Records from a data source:
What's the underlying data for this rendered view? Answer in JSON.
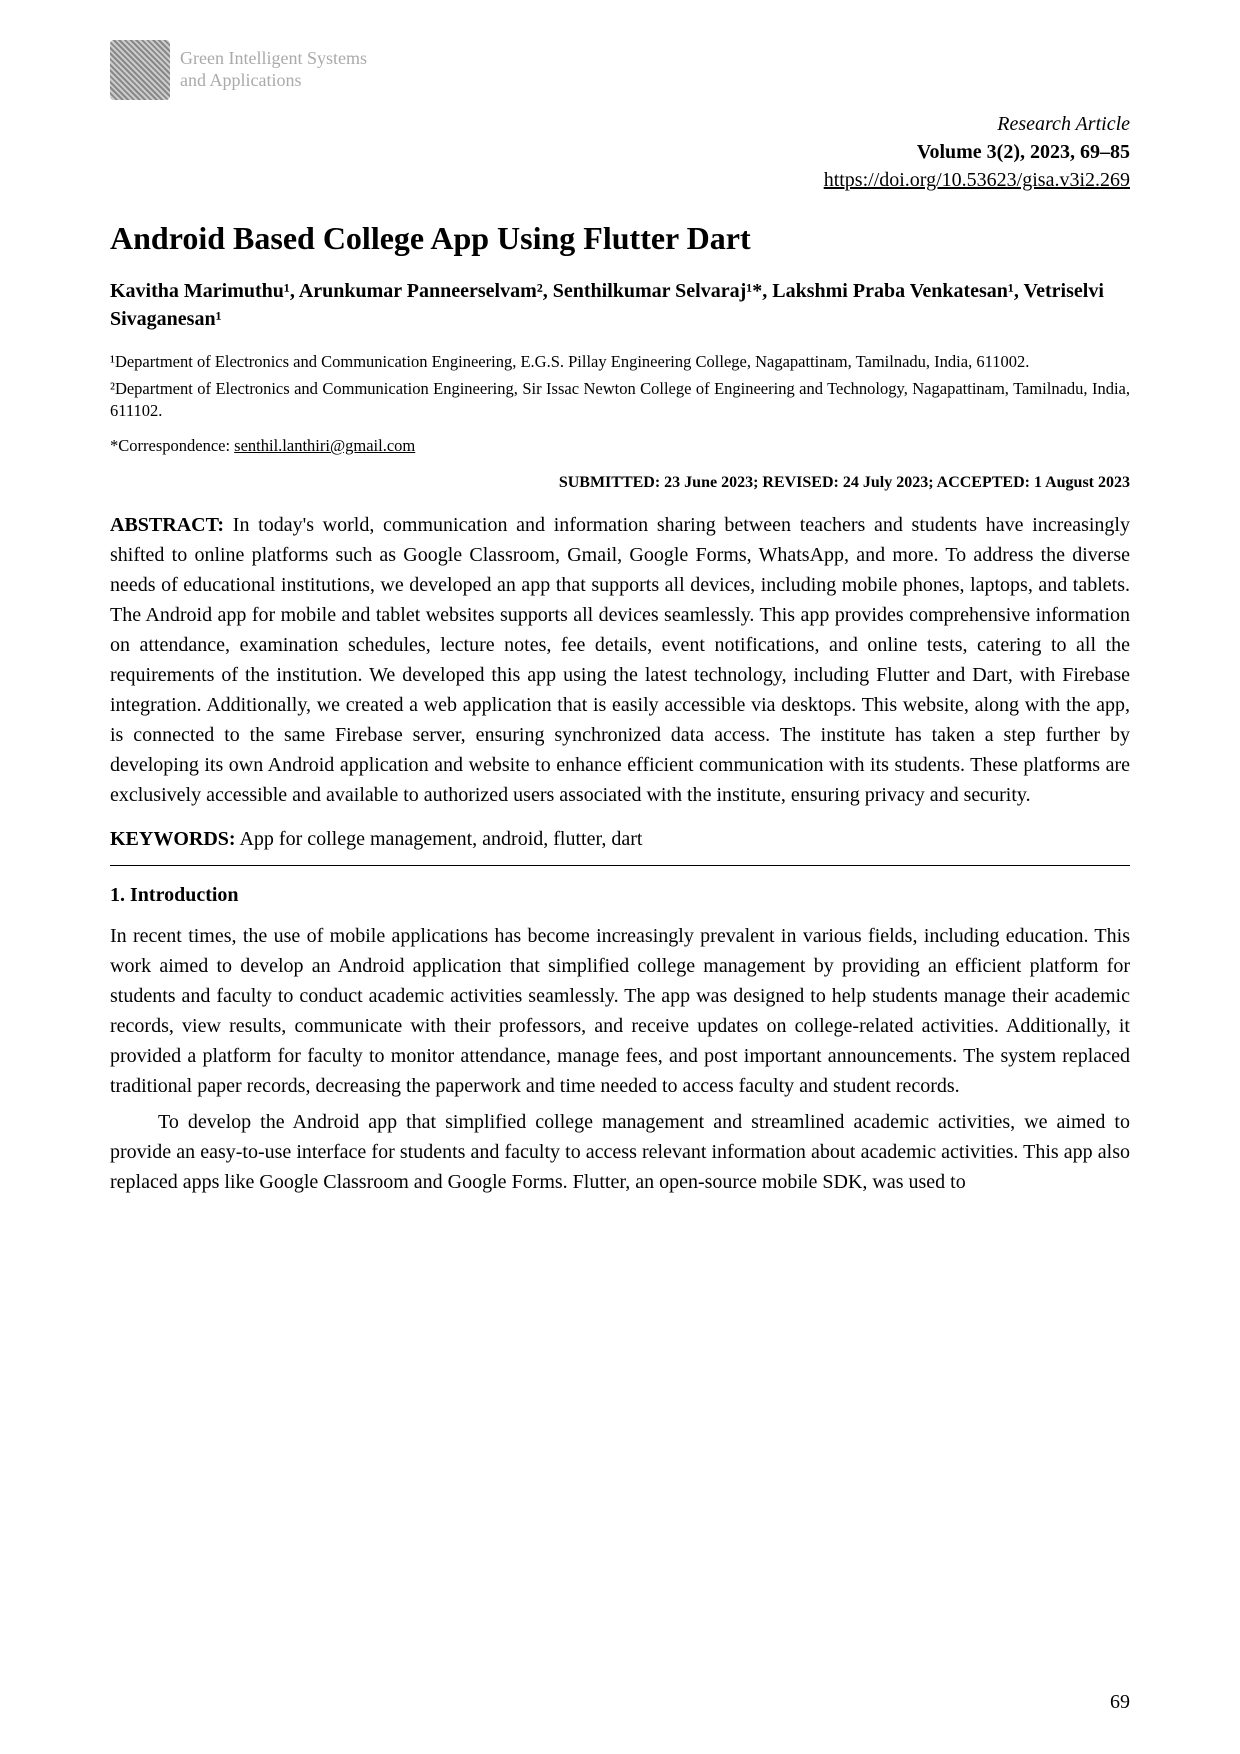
{
  "journal": {
    "name_line1": "Green Intelligent Systems",
    "name_line2": "and Applications"
  },
  "header": {
    "article_type": "Research Article",
    "volume": "Volume 3(2), 2023, 69–85",
    "doi": "https://doi.org/10.53623/gisa.v3i2.269"
  },
  "title": "Android Based College App Using Flutter Dart",
  "authors": "Kavitha Marimuthu¹, Arunkumar Panneerselvam², Senthilkumar Selvaraj¹*, Lakshmi Praba Venkatesan¹, Vetriselvi Sivaganesan¹",
  "affiliations": {
    "a1": "¹Department of Electronics and Communication Engineering, E.G.S. Pillay Engineering College, Nagapattinam, Tamilnadu, India, 611002.",
    "a2": "²Department of Electronics and Communication Engineering, Sir Issac Newton College of Engineering and Technology, Nagapattinam, Tamilnadu, India, 611102."
  },
  "correspondence": {
    "label": "*Correspondence: ",
    "email": "senthil.lanthiri@gmail.com"
  },
  "dates": "SUBMITTED: 23 June 2023; REVISED: 24 July 2023; ACCEPTED: 1 August 2023",
  "abstract": {
    "label": "ABSTRACT:",
    "text": " In today's world, communication and information sharing between teachers and students have increasingly shifted to online platforms such as Google Classroom, Gmail, Google Forms, WhatsApp, and more. To address the diverse needs of educational institutions, we developed an app that supports all devices, including mobile phones, laptops, and tablets. The Android app for mobile and tablet websites supports all devices seamlessly. This app provides comprehensive information on attendance, examination schedules, lecture notes, fee details, event notifications, and online tests, catering to all the requirements of the institution. We developed this app using the latest technology, including Flutter and Dart, with Firebase integration. Additionally, we created a web application that is easily accessible via desktops. This website, along with the app, is connected to the same Firebase server, ensuring synchronized data access. The institute has taken a step further by developing its own Android application and website to enhance efficient communication with its students. These platforms are exclusively accessible and available to authorized users associated with the institute, ensuring privacy and security."
  },
  "keywords": {
    "label": "KEYWORDS:",
    "text": " App for college management, android, flutter, dart"
  },
  "section1": {
    "heading": "1. Introduction",
    "p1": "In recent times, the use of mobile applications has become increasingly prevalent in various fields, including education. This work aimed to develop an Android application that simplified college management by providing an efficient platform for students and faculty to conduct academic activities seamlessly. The app was designed to help students manage their academic records, view results, communicate with their professors, and receive updates on college-related activities. Additionally, it provided a platform for faculty to monitor attendance, manage fees, and post important announcements. The system replaced traditional paper records, decreasing the paperwork and time needed to access faculty and student records.",
    "p2": "To develop the Android app that simplified college management and streamlined academic activities, we aimed to provide an easy-to-use interface for students and faculty to access relevant information about academic activities. This app also replaced apps like Google Classroom and Google Forms. Flutter, an open-source mobile SDK, was used to"
  },
  "page_number": "69"
}
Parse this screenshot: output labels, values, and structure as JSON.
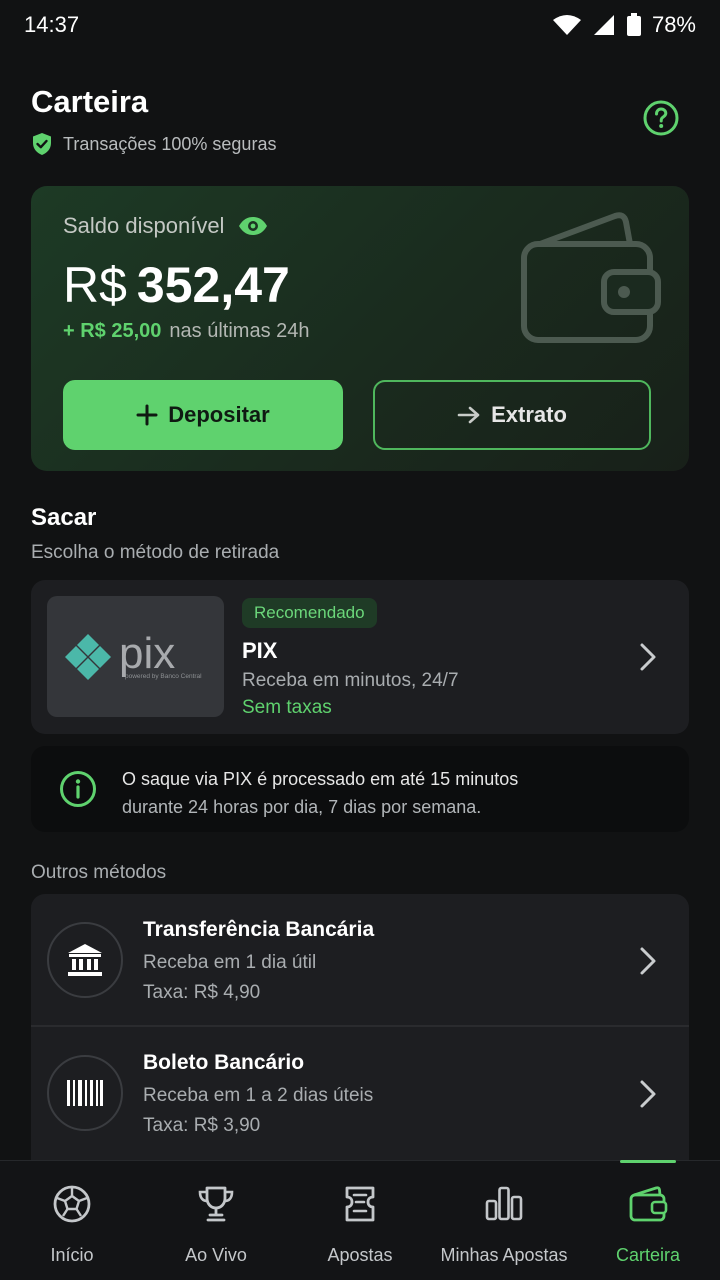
{
  "status": {
    "time": "14:37",
    "battery": "78%"
  },
  "header": {
    "title": "Carteira",
    "secure_text": "Transações 100% seguras"
  },
  "balance": {
    "label": "Saldo disponível",
    "currency": "R$",
    "amount": "352,47",
    "delta": "+ R$ 25,00",
    "delta_suffix": "nas últimas 24h",
    "deposit_label": "Depositar",
    "extrato_label": "Extrato"
  },
  "withdraw": {
    "title": "Sacar",
    "subtitle": "Escolha o método de retirada",
    "pix": {
      "badge": "Recomendado",
      "name": "PIX",
      "desc": "Receba em minutos, 24/7",
      "fee": "Sem taxas",
      "logo_text": "pix",
      "logo_sub": "powered by Banco Central"
    },
    "info": {
      "line1": "O saque via PIX é processado em até 15 minutos",
      "line2": "durante 24 horas por dia, 7 dias por semana."
    },
    "others_label": "Outros métodos",
    "methods": [
      {
        "name": "Transferência Bancária",
        "desc": "Receba em 1 dia útil",
        "fee": "Taxa: R$ 4,90",
        "icon": "bank-icon"
      },
      {
        "name": "Boleto Bancário",
        "desc": "Receba em 1 a 2 dias úteis",
        "fee": "Taxa: R$ 3,90",
        "icon": "barcode-icon"
      }
    ]
  },
  "nav": {
    "items": [
      {
        "label": "Início",
        "icon": "soccer-ball-icon"
      },
      {
        "label": "Ao Vivo",
        "icon": "trophy-icon"
      },
      {
        "label": "Apostas",
        "icon": "ticket-icon"
      },
      {
        "label": "Minhas Apostas",
        "icon": "bar-chart-icon"
      },
      {
        "label": "Carteira",
        "icon": "wallet-icon"
      }
    ],
    "active": "Carteira"
  },
  "colors": {
    "accent": "#5fd26e",
    "background": "#111213",
    "card": "#1d1e21"
  }
}
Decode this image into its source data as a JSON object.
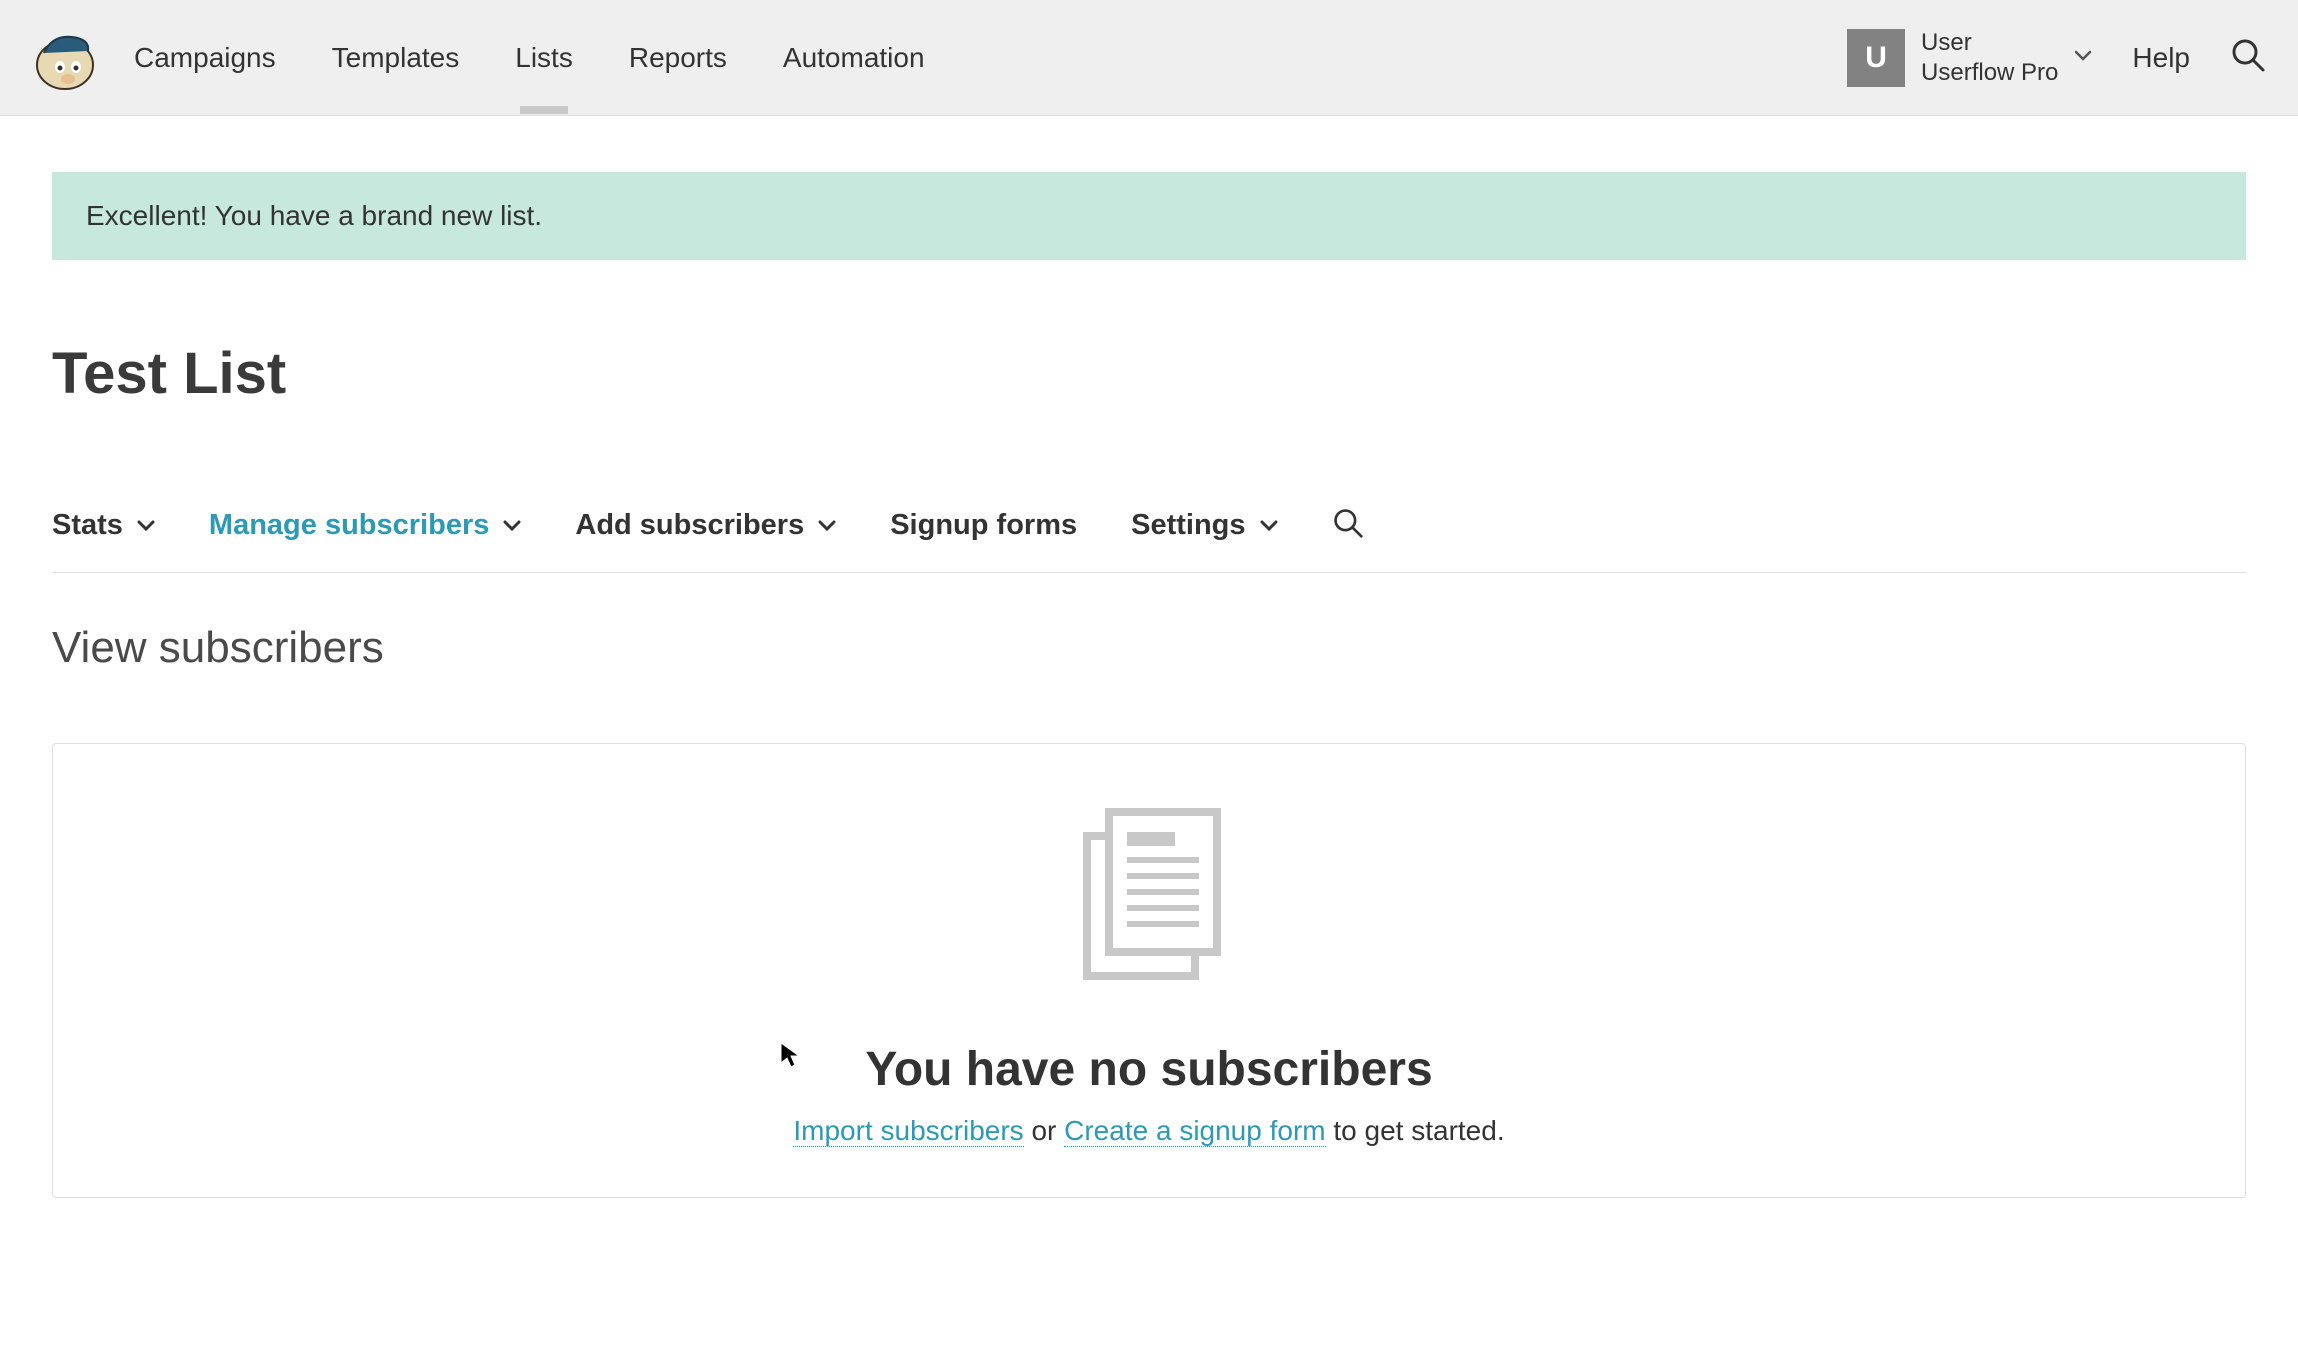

# YOUR TASK
Show every line from the entries above in which the word "India" appears.

# ANSWER
    "a1": "¹Department of Electronics and Communication Engineering, E.G.S. Pillay Engineering College, Nagapattinam, Tamilnadu, India, 611002.",
    "a2": "²Department of Electronics and Communication Engineering, Sir Issac Newton College of Engineering and Technology, Nagapattinam, Tamilnadu, India, 611102."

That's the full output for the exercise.